Given problem
Reproduce all entries verbatim, with nothing added or dropped.

[Entries from a dataset]
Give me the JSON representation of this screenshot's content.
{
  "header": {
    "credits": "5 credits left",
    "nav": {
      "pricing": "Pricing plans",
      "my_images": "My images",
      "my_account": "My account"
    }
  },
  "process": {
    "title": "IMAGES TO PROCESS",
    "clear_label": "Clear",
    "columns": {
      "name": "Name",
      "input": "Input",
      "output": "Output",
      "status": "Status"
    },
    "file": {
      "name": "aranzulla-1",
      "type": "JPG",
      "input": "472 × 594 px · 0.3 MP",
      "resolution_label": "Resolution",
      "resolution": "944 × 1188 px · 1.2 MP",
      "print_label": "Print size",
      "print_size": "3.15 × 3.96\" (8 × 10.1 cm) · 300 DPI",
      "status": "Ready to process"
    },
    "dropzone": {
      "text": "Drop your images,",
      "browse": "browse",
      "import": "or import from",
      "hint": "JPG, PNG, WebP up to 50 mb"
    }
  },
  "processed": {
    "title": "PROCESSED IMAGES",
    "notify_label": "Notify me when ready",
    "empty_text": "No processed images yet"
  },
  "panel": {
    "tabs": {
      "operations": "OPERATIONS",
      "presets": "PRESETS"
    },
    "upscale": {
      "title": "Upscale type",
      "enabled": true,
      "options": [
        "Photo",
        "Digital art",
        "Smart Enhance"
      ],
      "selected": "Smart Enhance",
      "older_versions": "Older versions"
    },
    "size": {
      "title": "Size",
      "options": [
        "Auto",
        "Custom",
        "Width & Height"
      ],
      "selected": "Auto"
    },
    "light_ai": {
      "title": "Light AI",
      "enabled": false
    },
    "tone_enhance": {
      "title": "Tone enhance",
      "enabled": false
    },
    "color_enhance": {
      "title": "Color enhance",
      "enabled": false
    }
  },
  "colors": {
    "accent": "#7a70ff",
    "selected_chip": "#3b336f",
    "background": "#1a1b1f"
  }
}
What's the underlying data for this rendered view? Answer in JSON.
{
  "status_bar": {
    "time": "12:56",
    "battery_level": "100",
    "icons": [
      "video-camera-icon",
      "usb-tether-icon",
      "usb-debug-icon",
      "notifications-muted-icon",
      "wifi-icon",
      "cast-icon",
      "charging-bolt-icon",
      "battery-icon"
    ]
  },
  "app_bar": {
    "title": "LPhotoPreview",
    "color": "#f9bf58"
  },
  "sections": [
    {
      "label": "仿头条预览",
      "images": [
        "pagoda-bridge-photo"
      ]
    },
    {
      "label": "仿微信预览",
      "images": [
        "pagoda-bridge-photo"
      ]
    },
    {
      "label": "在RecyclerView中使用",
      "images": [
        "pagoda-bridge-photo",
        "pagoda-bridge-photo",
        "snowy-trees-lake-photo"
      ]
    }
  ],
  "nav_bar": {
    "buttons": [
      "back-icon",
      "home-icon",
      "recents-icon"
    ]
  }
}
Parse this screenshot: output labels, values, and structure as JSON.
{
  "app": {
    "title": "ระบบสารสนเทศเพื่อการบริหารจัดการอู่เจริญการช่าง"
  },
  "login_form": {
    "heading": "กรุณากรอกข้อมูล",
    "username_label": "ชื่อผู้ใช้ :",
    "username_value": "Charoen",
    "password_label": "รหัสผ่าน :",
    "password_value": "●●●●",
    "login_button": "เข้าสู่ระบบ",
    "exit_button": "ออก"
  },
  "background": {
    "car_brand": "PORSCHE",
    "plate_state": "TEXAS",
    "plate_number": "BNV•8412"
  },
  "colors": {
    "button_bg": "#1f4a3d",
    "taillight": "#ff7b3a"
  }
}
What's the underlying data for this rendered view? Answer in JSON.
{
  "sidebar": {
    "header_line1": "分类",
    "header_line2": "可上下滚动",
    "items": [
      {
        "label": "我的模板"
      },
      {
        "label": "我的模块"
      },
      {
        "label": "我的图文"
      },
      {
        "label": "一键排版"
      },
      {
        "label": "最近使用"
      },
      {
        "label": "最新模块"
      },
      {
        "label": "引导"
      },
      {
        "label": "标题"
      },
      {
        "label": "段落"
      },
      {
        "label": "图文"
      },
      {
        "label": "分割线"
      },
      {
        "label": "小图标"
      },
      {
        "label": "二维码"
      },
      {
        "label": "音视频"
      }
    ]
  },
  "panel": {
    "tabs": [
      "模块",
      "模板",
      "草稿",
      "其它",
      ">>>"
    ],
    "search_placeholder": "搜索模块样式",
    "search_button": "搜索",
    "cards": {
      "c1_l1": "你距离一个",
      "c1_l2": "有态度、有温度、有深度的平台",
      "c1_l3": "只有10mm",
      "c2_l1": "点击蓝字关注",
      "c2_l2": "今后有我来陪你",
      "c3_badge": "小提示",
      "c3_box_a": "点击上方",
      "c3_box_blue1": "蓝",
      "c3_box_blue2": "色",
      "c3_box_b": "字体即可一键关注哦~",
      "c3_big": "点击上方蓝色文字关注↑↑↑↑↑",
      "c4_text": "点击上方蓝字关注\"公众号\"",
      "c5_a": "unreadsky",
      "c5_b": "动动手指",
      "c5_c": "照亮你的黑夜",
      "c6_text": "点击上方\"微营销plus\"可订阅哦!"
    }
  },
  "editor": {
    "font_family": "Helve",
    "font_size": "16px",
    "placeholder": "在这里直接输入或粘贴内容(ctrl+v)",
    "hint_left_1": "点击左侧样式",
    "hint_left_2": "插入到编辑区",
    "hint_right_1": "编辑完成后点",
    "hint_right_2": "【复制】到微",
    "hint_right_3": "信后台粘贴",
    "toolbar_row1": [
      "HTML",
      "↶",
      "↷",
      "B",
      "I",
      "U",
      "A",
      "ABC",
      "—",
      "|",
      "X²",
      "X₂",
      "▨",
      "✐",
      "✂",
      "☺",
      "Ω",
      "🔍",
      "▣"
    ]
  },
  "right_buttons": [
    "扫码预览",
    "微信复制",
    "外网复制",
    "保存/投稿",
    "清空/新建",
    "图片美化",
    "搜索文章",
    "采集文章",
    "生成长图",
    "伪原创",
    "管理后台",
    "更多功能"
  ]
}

Response below
Give me the JSON representation of this screenshot's content.
{
  "header": {
    "credits": "5 credits left",
    "nav": {
      "pricing": "Pricing plans",
      "my_images": "My images",
      "my_account": "My account"
    }
  },
  "process": {
    "title": "IMAGES TO PROCESS",
    "clear_label": "Clear",
    "columns": {
      "name": "Name",
      "input": "Input",
      "output": "Output",
      "status": "Status"
    },
    "file": {
      "name": "aranzulla-1",
      "type": "JPG",
      "input": "472 × 594 px · 0.3 MP",
      "resolution_label": "Resolution",
      "resolution": "944 × 1188 px · 1.2 MP",
      "print_label": "Print size",
      "print_size": "3.15 × 3.96\" (8 × 10.1 cm) · 300 DPI",
      "status": "Ready to process"
    },
    "dropzone": {
      "text": "Drop your images,",
      "browse": "browse",
      "import": "or import from",
      "hint": "JPG, PNG, WebP up to 50 mb"
    }
  },
  "processed": {
    "title": "PROCESSED IMAGES",
    "notify_label": "Notify me when ready",
    "empty_text": "No processed images yet"
  },
  "panel": {
    "tabs": {
      "operations": "OPERATIONS",
      "presets": "PRESETS"
    },
    "upscale": {
      "title": "Upscale type",
      "enabled": true,
      "options": [
        "Photo",
        "Digital art",
        "Smart Enhance"
      ],
      "selected": "Smart Enhance",
      "older_versions": "Older versions"
    },
    "size": {
      "title": "Size",
      "options": [
        "Auto",
        "Custom",
        "Width & Height"
      ],
      "selected": "Auto"
    },
    "light_ai": {
      "title": "Light AI",
      "enabled": false
    },
    "tone_enhance": {
      "title": "Tone enhance",
      "enabled": false
    },
    "color_enhance": {
      "title": "Color enhance",
      "enabled": false
    }
  },
  "colors": {
    "accent": "#7a70ff",
    "selected_chip": "#3b336f",
    "background": "#1a1b1f"
  }
}
What's the underlying data for this rendered view? Answer in JSON.
{
  "status_bar": {
    "time": "12:56",
    "battery_level": "100",
    "icons": [
      "video-camera-icon",
      "usb-tether-icon",
      "usb-debug-icon",
      "notifications-muted-icon",
      "wifi-icon",
      "cast-icon",
      "charging-bolt-icon",
      "battery-icon"
    ]
  },
  "app_bar": {
    "title": "LPhotoPreview",
    "color": "#f9bf58"
  },
  "sections": [
    {
      "label": "仿头条预览",
      "images": [
        "pagoda-bridge-photo"
      ]
    },
    {
      "label": "仿微信预览",
      "images": [
        "pagoda-bridge-photo"
      ]
    },
    {
      "label": "在RecyclerView中使用",
      "images": [
        "pagoda-bridge-photo",
        "pagoda-bridge-photo",
        "snowy-trees-lake-photo"
      ]
    }
  ],
  "nav_bar": {
    "buttons": [
      "back-icon",
      "home-icon",
      "recents-icon"
    ]
  }
}
Parse this screenshot: output labels, values, and structure as JSON.
{
  "app": {
    "title": "ระบบสารสนเทศเพื่อการบริหารจัดการอู่เจริญการช่าง"
  },
  "login_form": {
    "heading": "กรุณากรอกข้อมูล",
    "username_label": "ชื่อผู้ใช้ :",
    "username_value": "Charoen",
    "password_label": "รหัสผ่าน :",
    "password_value": "●●●●",
    "login_button": "เข้าสู่ระบบ",
    "exit_button": "ออก"
  },
  "background": {
    "car_brand": "PORSCHE",
    "plate_state": "TEXAS",
    "plate_number": "BNV•8412"
  },
  "colors": {
    "button_bg": "#1f4a3d",
    "taillight": "#ff7b3a"
  }
}
What's the underlying data for this rendered view? Answer in JSON.
{
  "sidebar": {
    "header_line1": "分类",
    "header_line2": "可上下滚动",
    "items": [
      {
        "label": "我的模板"
      },
      {
        "label": "我的模块"
      },
      {
        "label": "我的图文"
      },
      {
        "label": "一键排版"
      },
      {
        "label": "最近使用"
      },
      {
        "label": "最新模块"
      },
      {
        "label": "引导"
      },
      {
        "label": "标题"
      },
      {
        "label": "段落"
      },
      {
        "label": "图文"
      },
      {
        "label": "分割线"
      },
      {
        "label": "小图标"
      },
      {
        "label": "二维码"
      },
      {
        "label": "音视频"
      }
    ]
  },
  "panel": {
    "tabs": [
      "模块",
      "模板",
      "草稿",
      "其它",
      ">>>"
    ],
    "search_placeholder": "搜索模块样式",
    "search_button": "搜索",
    "cards": {
      "c1_l1": "你距离一个",
      "c1_l2": "有态度、有温度、有深度的平台",
      "c1_l3": "只有10mm",
      "c2_l1": "点击蓝字关注",
      "c2_l2": "今后有我来陪你",
      "c3_badge": "小提示",
      "c3_box_a": "点击上方",
      "c3_box_blue1": "蓝",
      "c3_box_blue2": "色",
      "c3_box_b": "字体即可一键关注哦~",
      "c3_big": "点击上方蓝色文字关注↑↑↑↑↑",
      "c4_text": "点击上方蓝字关注\"公众号\"",
      "c5_a": "unreadsky",
      "c5_b": "动动手指",
      "c5_c": "照亮你的黑夜",
      "c6_text": "点击上方\"微营销plus\"可订阅哦!"
    }
  },
  "editor": {
    "font_family": "Helve",
    "font_size": "16px",
    "placeholder": "在这里直接输入或粘贴内容(ctrl+v)",
    "hint_left_1": "点击左侧样式",
    "hint_left_2": "插入到编辑区",
    "hint_right_1": "编辑完成后点",
    "hint_right_2": "【复制】到微",
    "hint_right_3": "信后台粘贴",
    "toolbar_row1": [
      "HTML",
      "↶",
      "↷",
      "B",
      "I",
      "U",
      "A",
      "ABC",
      "—",
      "|",
      "X²",
      "X₂",
      "▨",
      "✐",
      "✂",
      "☺",
      "Ω",
      "🔍",
      "▣"
    ]
  },
  "right_buttons": [
    "扫码预览",
    "微信复制",
    "外网复制",
    "保存/投稿",
    "清空/新建",
    "图片美化",
    "搜索文章",
    "采集文章",
    "生成长图",
    "伪原创",
    "管理后台",
    "更多功能"
  ]
}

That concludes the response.